TEXTO ORIGINAL:
========

Inevitavelmente, o setor agroalimentar encontra-se numa encruzilhada ética, que não queremos ver como obstáculo, mas, sim, como desafio. É uma encruzilhada, porque neste setor se cruzam deveres e valores de diferentes direções: a necessidade de alimentar as populações, a obrigação de apresentar produtos de qualidade, a pressão para aumentar a capacidade de produção a fim de responder à crescente procura; e, noutro sentido, o imperativo de poupar os recursos ambientais, a sensibilidade para com o sofrimento animal e o dever de respeitar os direitos humanos e sociais de todos os intervenientes na produção. Estes dois conjuntos de deveres não são antagónicos e, por isso, têm de ser encarados como um desafio. Precisamos de ser imaginativos na procura de soluções que integrem estas duas facetas éticas e, para isso, temos de contar com as possibilidades que as tecnologias nos oferecem.

========

DADOS FORNECIDOS:
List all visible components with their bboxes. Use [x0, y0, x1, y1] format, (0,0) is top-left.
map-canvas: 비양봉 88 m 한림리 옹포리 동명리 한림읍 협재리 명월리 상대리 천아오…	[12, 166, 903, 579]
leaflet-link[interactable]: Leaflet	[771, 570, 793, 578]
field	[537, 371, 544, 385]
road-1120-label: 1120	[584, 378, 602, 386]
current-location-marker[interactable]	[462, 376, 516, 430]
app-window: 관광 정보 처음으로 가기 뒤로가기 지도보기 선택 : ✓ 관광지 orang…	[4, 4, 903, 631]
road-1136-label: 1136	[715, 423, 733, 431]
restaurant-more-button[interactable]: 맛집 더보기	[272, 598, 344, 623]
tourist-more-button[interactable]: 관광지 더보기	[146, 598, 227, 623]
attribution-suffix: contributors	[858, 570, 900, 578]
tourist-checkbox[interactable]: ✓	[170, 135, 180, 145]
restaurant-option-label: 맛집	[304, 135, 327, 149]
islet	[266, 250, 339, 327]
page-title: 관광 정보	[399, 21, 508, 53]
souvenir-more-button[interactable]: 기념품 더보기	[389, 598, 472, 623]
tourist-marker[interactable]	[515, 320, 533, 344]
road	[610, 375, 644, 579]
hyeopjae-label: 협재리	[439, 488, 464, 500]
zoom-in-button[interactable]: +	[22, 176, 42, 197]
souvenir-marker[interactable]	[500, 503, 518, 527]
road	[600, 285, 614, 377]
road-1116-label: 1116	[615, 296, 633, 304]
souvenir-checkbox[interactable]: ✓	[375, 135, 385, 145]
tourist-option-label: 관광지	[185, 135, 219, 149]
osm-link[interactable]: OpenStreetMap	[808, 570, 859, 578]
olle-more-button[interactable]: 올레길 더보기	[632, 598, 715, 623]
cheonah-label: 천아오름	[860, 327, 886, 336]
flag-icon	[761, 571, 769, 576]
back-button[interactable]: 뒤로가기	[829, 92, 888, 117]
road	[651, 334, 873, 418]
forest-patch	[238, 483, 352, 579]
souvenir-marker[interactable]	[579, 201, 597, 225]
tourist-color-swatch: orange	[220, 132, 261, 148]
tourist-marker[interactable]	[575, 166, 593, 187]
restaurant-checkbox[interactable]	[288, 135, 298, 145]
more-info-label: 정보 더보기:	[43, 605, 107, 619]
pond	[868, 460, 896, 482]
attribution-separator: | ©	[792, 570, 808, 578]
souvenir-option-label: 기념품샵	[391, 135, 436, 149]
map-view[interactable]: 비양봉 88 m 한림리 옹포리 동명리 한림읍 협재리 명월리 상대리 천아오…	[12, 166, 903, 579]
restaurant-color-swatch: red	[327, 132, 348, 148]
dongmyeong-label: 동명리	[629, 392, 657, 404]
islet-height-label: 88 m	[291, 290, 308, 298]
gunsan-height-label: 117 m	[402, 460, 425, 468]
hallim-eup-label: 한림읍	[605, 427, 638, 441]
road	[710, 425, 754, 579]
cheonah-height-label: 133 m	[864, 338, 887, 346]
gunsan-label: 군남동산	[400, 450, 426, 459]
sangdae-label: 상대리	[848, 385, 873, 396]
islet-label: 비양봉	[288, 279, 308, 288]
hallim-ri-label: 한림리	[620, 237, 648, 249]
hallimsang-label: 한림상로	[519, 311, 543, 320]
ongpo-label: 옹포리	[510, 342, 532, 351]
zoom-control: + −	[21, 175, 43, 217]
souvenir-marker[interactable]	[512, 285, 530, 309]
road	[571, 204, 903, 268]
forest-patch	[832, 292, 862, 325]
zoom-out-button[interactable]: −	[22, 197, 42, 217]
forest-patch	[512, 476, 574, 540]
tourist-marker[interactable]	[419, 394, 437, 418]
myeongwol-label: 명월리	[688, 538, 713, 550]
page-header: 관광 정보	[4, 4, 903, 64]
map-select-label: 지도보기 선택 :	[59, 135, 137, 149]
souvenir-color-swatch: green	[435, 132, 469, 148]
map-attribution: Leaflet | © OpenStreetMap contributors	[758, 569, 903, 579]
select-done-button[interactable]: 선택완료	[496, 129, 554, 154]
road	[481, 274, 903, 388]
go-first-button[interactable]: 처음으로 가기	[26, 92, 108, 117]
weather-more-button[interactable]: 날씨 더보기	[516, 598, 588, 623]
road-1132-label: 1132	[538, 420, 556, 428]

========

TAREFAS A REALIZAR:
1. De acordo com o texto original, como devem ser encarados os dois conjuntos de deveres do setor agroalimentar?
2. Edite o trecho do texto original começando em "Inevitavelmente, o setor" e prosseguindo até "tecnologias nos oferecem.", substituindo "encruzilhada" por "bifurcação".

SOLUÇÕES DOS PROBLEMAS:
1. Como um desafio, visto que não são antagónicos.

2.
Inevitavelmente, o setor agroalimentar encontra-se numa bifurcação ética, que não queremos ver como obstáculo, mas, sim, como desafio. É uma bifurcação, porque neste setor se cruzam deveres e valores de diferentes direções: a necessidade de alimentar as populações, a obrigação de apresentar produtos de qualidade, a pressão para aumentar a capacidade de produção a fim de responder à crescente procura; e, noutro sentido, o imperativo de poupar os recursos ambientais, a sensibilidade para com o sofrimento animal e o dever de respeitar os direitos humanos e sociais de todos os intervenientes na produção. Estes dois conjuntos de deveres não são antagónicos e, por isso, têm de ser encarados como um desafio. Precisamos de ser imaginativos na procura de soluções que integrem estas duas facetas éticas e, para isso, temos de contar com as possibilidades que as tecnologias nos oferecem.